REQUIRED TASK:
Return the lines below as a JSON list of strings, one string per line, leaving out any blank lines.

Annotated element lines:

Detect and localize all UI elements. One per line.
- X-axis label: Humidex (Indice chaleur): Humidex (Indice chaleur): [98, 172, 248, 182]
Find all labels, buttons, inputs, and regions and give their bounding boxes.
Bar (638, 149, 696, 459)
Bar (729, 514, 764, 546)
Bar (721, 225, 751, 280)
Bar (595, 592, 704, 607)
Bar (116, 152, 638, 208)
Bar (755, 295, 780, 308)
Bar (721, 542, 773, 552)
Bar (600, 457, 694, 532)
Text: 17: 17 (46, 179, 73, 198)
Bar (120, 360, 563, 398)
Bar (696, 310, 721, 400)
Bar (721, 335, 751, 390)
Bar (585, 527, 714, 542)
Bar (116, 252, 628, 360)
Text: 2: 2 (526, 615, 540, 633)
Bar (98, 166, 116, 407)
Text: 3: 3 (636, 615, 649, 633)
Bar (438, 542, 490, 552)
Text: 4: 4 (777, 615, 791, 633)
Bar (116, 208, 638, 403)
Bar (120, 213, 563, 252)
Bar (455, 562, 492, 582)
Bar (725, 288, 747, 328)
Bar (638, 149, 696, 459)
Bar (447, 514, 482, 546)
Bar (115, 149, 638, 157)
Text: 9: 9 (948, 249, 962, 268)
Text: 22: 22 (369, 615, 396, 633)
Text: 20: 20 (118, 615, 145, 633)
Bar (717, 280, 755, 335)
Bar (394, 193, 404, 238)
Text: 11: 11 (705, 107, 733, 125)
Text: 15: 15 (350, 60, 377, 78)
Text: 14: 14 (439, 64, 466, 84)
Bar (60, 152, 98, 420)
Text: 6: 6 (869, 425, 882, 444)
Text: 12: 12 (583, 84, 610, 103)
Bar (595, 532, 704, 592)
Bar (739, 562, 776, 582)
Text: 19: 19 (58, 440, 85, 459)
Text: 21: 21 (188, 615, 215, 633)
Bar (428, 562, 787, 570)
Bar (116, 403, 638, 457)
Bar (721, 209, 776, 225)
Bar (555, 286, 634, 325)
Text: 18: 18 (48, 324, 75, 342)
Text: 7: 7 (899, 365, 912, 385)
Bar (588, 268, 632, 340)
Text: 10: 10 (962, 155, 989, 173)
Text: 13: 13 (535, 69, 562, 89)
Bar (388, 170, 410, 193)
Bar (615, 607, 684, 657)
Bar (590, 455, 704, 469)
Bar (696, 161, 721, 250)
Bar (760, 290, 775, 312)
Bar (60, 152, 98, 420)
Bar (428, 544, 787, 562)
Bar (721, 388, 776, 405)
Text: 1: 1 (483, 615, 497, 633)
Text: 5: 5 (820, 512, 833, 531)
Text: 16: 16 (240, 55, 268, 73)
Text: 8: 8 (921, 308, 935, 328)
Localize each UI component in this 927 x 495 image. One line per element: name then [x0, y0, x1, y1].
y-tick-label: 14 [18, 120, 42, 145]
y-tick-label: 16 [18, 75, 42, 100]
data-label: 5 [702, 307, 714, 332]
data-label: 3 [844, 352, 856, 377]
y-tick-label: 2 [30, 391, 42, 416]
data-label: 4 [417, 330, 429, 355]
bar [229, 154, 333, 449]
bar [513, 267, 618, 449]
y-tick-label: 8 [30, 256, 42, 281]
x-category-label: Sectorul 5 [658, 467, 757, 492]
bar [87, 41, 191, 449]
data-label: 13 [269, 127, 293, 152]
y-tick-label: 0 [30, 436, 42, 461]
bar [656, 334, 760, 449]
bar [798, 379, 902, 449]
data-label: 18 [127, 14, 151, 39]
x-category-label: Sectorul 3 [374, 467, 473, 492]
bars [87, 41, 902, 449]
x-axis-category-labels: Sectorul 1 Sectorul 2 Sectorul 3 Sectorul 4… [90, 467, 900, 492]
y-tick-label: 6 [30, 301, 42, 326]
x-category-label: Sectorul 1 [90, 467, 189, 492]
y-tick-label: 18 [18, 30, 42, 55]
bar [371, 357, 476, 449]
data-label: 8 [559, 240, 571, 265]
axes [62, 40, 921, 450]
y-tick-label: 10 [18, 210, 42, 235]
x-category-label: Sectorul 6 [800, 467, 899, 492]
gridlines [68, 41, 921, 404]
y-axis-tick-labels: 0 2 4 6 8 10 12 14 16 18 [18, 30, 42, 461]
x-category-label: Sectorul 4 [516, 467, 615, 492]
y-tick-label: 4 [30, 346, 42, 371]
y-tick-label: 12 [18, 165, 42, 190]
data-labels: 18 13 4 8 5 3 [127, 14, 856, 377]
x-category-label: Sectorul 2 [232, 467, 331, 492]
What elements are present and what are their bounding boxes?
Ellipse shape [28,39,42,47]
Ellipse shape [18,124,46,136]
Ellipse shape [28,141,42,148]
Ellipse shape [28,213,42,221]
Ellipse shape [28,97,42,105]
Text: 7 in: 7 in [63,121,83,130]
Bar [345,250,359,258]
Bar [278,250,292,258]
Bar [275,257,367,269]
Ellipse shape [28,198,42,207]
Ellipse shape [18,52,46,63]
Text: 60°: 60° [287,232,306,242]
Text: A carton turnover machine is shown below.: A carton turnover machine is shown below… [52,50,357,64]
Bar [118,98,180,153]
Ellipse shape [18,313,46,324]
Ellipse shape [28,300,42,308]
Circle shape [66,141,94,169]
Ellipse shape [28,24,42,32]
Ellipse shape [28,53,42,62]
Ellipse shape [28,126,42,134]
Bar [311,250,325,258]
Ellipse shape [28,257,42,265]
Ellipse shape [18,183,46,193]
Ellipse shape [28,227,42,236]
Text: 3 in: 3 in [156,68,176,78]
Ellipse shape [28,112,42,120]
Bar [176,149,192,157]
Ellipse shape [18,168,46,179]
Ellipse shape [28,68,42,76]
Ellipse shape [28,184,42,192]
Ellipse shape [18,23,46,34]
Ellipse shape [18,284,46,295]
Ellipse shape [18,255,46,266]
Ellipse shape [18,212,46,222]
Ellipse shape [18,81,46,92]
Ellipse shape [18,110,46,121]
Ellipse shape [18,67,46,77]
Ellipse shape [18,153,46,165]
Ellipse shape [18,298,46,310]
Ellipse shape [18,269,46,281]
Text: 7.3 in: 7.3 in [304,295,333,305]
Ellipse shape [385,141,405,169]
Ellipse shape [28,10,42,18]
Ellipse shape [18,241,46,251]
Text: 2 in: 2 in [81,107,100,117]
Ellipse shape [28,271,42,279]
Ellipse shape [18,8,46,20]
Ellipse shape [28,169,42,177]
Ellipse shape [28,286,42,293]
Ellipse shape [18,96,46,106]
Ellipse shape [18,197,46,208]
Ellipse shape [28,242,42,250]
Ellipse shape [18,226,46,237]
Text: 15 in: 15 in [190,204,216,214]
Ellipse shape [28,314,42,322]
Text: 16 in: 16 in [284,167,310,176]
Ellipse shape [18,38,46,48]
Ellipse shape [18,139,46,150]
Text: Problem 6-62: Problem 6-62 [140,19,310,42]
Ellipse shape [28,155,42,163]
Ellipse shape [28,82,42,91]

COMPLETE RESPONSE:
[
  "Detect and localize all UI elements. One per line.",
  "- X-axis label: Humidex (Indice chaleur): Humidex (Indice chaleur): [98, 172, 248, 182]",
  "Find all labels, buttons, inputs, and regions and give their bounding boxes.",
  "Bar (638, 149, 696, 459)",
  "Bar (729, 514, 764, 546)",
  "Bar (721, 225, 751, 280)",
  "Bar (595, 592, 704, 607)",
  "Bar (116, 152, 638, 208)",
  "Bar (755, 295, 780, 308)",
  "Bar (721, 542, 773, 552)",
  "Bar (600, 457, 694, 532)",
  "Text: 17: 17 (46, 179, 73, 198)",
  "Bar (120, 360, 563, 398)",
  "Bar (696, 310, 721, 400)",
  "Bar (721, 335, 751, 390)",
  "Bar (585, 527, 714, 542)",
  "Bar (116, 252, 628, 360)",
  "Text: 2: 2 (526, 615, 540, 633)",
  "Bar (98, 166, 116, 407)",
  "Text: 3: 3 (636, 615, 649, 633)",
  "Bar (438, 542, 490, 552)",
  "Text: 4: 4 (777, 615, 791, 633)",
  "Bar (116, 208, 638, 403)",
  "Bar (120, 213, 563, 252)",
  "Bar (455, 562, 492, 582)",
  "Bar (725, 288, 747, 328)",
  "Bar (638, 149, 696, 459)",
  "Bar (447, 514, 482, 546)",
  "Bar (115, 149, 638, 157)",
  "Text: 9: 9 (948, 249, 962, 268)",
  "Text: 22: 22 (369, 615, 396, 633)",
  "Text: 20: 20 (118, 615, 145, 633)",
  "Bar (717, 280, 755, 335)",
  "Bar (394, 193, 404, 238)",
  "Text: 11: 11 (705, 107, 733, 125)",
  "Text: 15: 15 (350, 60, 377, 78)",
  "Text: 14: 14 (439, 64, 466, 84)",
  "Bar (60, 152, 98, 420)",
  "Text: 6: 6 (869, 425, 882, 444)",
  "Text: 12: 12 (583, 84, 610, 103)",
  "Bar (595, 532, 704, 592)",
  "Bar (739, 562, 776, 582)",
  "Text: 19: 19 (58, 440, 85, 459)",
  "Text: 21: 21 (188, 615, 215, 633)",
  "Bar (428, 562, 787, 570)",
  "Bar (116, 403, 638, 457)",
  "Bar (721, 209, 776, 225)",
  "Bar (555, 286, 634, 325)",
  "Text: 18: 18 (48, 324, 75, 342)",
  "Text: 7: 7 (899, 365, 912, 385)",
  "Bar (588, 268, 632, 340)",
  "Text: 10: 10 (962, 155, 989, 173)",
  "Text: 13: 13 (535, 69, 562, 89)",
  "Bar (388, 170, 410, 193)",
  "Bar (615, 607, 684, 657)",
  "Bar (590, 455, 704, 469)",
  "Bar (696, 161, 721, 250)",
  "Bar (760, 290, 775, 312)",
  "Bar (60, 152, 98, 420)",
  "Bar (428, 544, 787, 562)",
  "Bar (721, 388, 776, 405)",
  "Text: 1: 1 (483, 615, 497, 633)",
  "Text: 5: 5 (820, 512, 833, 531)",
  "Text: 16: 16 (240, 55, 268, 73)",
  "Text: 8: 8 (921, 308, 935, 328)",
  "Localize each UI component in this 927 x 495 image. One line per element: name then [x0, y0, x1, y1].",
  "y-tick-label: 14 [18, 120, 42, 145]",
  "y-tick-label: 16 [18, 75, 42, 100]",
  "data-label: 5 [702, 307, 714, 332]",
  "data-label: 3 [844, 352, 856, 377]",
  "y-tick-label: 2 [30, 391, 42, 416]",
  "data-label: 4 [417, 330, 429, 355]",
  "bar [229, 154, 333, 449]",
  "bar [513, 267, 618, 449]",
  "y-tick-label: 8 [30, 256, 42, 281]",
  "x-category-label: Sectorul 5 [658, 467, 757, 492]",
  "bar [87, 41, 191, 449]",
  "data-label: 13 [269, 127, 293, 152]",
  "y-tick-label: 0 [30, 436, 42, 461]",
  "bar [656, 334, 760, 449]",
  "bar [798, 379, 902, 449]",
  "data-label: 18 [127, 14, 151, 39]",
  "x-category-label: Sectorul 3 [374, 467, 473, 492]",
  "bars [87, 41, 902, 449]",
  "x-axis-category-labels: Sectorul 1 Sectorul 2 Sectorul 3 Sectorul 4… [90, 467, 900, 492]",
  "y-tick-label: 6 [30, 301, 42, 326]",
  "x-category-label: Sectorul 1 [90, 467, 189, 492]",
  "y-tick-label: 18 [18, 30, 42, 55]",
  "bar [371, 357, 476, 449]",
  "data-label: 8 [559, 240, 571, 265]",
  "axes [62, 40, 921, 450]",
  "y-tick-label: 10 [18, 210, 42, 235]",
  "x-category-label: Sectorul 6 [800, 467, 899, 492]",
  "gridlines [68, 41, 921, 404]",
  "y-axis-tick-labels: 0 2 4 6 8 10 12 14 16 18 [18, 30, 42, 461]",
  "x-category-label: Sectorul 4 [516, 467, 615, 492]",
  "y-tick-label: 4 [30, 346, 42, 371]",
  "y-tick-label: 12 [18, 165, 42, 190]",
  "data-labels: 18 13 4 8 5 3 [127, 14, 856, 377]",
  "x-category-label: Sectorul 2 [232, 467, 331, 492]",
  "What elements are present and what are their bounding boxes?",
  "Ellipse shape [28,39,42,47]",
  "Ellipse shape [18,124,46,136]",
  "Ellipse shape [28,141,42,148]",
  "Ellipse shape [28,213,42,221]",
  "Ellipse shape [28,97,42,105]",
  "Text: 7 in: 7 in [63,121,83,130]",
  "Bar [345,250,359,258]",
  "Bar [278,250,292,258]",
  "Bar [275,257,367,269]",
  "Ellipse shape [28,198,42,207]",
  "Ellipse shape [18,52,46,63]",
  "Text: 60°: 60° [287,232,306,242]",
  "Text: A carton turnover machine is shown below.: A carton turnover machine is shown below… [52,50,357,64]",
  "Bar [118,98,180,153]",
  "Ellipse shape [18,313,46,324]",
  "Ellipse shape [28,300,42,308]",
  "Circle shape [66,141,94,169]",
  "Ellipse shape [28,24,42,32]",
  "Ellipse shape [28,53,42,62]",
  "Ellipse shape [28,126,42,134]",
  "Bar [311,250,325,258]",
  "Ellipse shape [28,257,42,265]",
  "Ellipse shape [18,183,46,193]",
  "Ellipse shape [28,227,42,236]",
  "Text: 3 in: 3 in [156,68,176,78]",
  "Ellipse shape [28,112,42,120]",
  "Bar [176,149,192,157]",
  "Ellipse shape [18,168,46,179]",
  "Ellipse shape [28,68,42,76]",
  "Ellipse shape [28,184,42,192]",
  "Ellipse shape [18,23,46,34]",
  "Ellipse shape [18,284,46,295]",
  "Ellipse shape [18,255,46,266]",
  "Ellipse shape [18,212,46,222]",
  "Ellipse shape [18,81,46,92]",
  "Ellipse shape [18,110,46,121]",
  "Ellipse shape [18,67,46,77]",
  "Ellipse shape [18,153,46,165]",
  "Ellipse shape [18,298,46,310]",
  "Ellipse shape [18,269,46,281]",
  "Text: 7.3 in: 7.3 in [304,295,333,305]",
  "Ellipse shape [385,141,405,169]",
  "Ellipse shape [28,10,42,18]",
  "Ellipse shape [18,241,46,251]",
  "Text: 2 in: 2 in [81,107,100,117]",
  "Ellipse shape [28,271,42,279]",
  "Ellipse shape [18,8,46,20]",
  "Ellipse shape [28,169,42,177]",
  "Ellipse shape [28,286,42,293]",
  "Ellipse shape [18,96,46,106]",
  "Ellipse shape [18,197,46,208]",
  "Ellipse shape [28,242,42,250]",
  "Ellipse shape [18,226,46,237]",
  "Text: 15 in: 15 in [190,204,216,214]",
  "Ellipse shape [28,314,42,322]",
  "Text: 16 in: 16 in [284,167,310,176]",
  "Ellipse shape [18,38,46,48]",
  "Ellipse shape [18,139,46,150]",
  "Text: Problem 6-62: Problem 6-62 [140,19,310,42]",
  "Ellipse shape [28,155,42,163]",
  "Ellipse shape [28,82,42,91]"
]